DATA SUPPLIED:
■ ■ ■ ■ ■ ■ ■

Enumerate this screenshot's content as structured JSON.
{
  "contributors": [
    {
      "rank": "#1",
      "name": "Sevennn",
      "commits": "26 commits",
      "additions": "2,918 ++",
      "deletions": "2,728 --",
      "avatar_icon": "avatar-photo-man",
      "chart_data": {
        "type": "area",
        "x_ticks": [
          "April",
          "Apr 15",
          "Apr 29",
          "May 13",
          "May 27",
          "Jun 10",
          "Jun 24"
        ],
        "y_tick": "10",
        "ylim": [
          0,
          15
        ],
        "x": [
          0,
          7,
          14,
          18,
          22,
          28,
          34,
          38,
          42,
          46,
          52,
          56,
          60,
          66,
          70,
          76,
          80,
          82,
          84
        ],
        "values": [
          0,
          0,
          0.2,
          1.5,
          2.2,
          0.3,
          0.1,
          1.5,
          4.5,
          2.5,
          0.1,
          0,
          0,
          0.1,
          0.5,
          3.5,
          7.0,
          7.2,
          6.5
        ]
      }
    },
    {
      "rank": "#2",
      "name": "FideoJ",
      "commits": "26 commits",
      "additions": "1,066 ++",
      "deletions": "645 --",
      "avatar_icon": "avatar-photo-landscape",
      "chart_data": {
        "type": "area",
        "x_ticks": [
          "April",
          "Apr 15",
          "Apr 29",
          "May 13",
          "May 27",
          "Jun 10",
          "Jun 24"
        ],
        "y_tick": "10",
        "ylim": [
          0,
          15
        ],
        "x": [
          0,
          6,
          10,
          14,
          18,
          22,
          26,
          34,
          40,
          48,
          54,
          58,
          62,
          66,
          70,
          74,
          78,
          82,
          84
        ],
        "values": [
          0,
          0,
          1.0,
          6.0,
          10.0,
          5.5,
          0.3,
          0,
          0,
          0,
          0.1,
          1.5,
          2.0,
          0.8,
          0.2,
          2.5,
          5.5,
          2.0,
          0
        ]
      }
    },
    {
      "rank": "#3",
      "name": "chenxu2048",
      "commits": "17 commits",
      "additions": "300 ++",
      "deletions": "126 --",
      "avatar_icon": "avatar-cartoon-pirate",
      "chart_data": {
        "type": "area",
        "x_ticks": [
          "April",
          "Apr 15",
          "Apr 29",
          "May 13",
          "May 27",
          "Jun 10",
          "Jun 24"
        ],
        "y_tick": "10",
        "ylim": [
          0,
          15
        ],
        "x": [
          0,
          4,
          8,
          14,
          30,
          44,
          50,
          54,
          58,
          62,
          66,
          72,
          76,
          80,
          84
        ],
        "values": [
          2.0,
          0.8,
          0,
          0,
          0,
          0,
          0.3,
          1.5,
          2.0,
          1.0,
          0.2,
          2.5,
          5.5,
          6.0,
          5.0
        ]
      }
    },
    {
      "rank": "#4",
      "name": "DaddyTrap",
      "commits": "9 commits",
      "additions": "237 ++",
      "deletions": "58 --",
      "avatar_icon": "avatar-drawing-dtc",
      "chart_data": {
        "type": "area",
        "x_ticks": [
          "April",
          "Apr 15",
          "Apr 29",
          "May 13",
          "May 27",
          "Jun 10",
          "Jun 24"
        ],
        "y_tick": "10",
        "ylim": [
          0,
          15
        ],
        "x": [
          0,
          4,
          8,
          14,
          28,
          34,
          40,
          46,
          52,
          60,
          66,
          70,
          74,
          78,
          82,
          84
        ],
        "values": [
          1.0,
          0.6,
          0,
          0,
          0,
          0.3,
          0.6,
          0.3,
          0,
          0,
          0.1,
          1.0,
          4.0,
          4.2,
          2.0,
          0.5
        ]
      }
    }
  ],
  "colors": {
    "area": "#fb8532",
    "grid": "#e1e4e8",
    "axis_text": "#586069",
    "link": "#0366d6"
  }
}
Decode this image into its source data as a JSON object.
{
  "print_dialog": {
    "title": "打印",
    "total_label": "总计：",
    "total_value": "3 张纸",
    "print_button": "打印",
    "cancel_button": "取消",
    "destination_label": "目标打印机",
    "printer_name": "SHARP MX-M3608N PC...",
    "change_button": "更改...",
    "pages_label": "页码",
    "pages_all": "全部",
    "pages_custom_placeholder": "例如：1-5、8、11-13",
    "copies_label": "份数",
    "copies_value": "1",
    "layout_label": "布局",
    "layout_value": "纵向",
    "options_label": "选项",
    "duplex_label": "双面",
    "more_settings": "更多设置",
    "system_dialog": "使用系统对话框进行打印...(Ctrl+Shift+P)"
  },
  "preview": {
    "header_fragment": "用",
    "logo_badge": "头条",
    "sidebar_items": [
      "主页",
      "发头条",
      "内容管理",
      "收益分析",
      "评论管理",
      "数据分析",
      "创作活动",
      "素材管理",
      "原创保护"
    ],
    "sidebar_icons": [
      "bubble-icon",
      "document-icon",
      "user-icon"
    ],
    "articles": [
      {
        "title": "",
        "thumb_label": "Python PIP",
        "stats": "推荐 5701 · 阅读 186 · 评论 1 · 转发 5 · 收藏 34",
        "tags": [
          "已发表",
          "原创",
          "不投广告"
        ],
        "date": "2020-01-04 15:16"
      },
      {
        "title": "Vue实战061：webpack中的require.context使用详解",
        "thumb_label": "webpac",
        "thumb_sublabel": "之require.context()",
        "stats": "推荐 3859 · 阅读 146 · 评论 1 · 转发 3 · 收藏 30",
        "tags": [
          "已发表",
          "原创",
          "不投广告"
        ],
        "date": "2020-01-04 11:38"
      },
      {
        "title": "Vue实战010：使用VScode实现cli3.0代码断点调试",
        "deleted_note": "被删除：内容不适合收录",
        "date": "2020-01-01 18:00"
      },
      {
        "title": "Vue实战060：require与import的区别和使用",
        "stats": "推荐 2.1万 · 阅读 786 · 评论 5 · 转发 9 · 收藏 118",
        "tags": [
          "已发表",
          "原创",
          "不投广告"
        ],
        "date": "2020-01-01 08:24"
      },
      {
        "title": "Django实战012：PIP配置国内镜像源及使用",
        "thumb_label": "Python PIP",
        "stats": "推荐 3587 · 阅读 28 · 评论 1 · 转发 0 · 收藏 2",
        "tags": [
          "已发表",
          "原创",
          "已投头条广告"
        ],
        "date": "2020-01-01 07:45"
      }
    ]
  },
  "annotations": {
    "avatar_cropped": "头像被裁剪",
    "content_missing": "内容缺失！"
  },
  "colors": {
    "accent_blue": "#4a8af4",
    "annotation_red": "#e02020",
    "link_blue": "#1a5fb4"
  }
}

■ ■ ■ ■ ■ ■ ■

TASK BRIEF: Whenever "date" turns up in a line, pick that line out.

RESPONSE FOR THIS EXERCISE:
        "date": "2020-01-04 15:16"
        "date": "2020-01-04 11:38"
        "date": "2020-01-01 18:00"
        "date": "2020-01-01 08:24"
        "date": "2020-01-01 07:45"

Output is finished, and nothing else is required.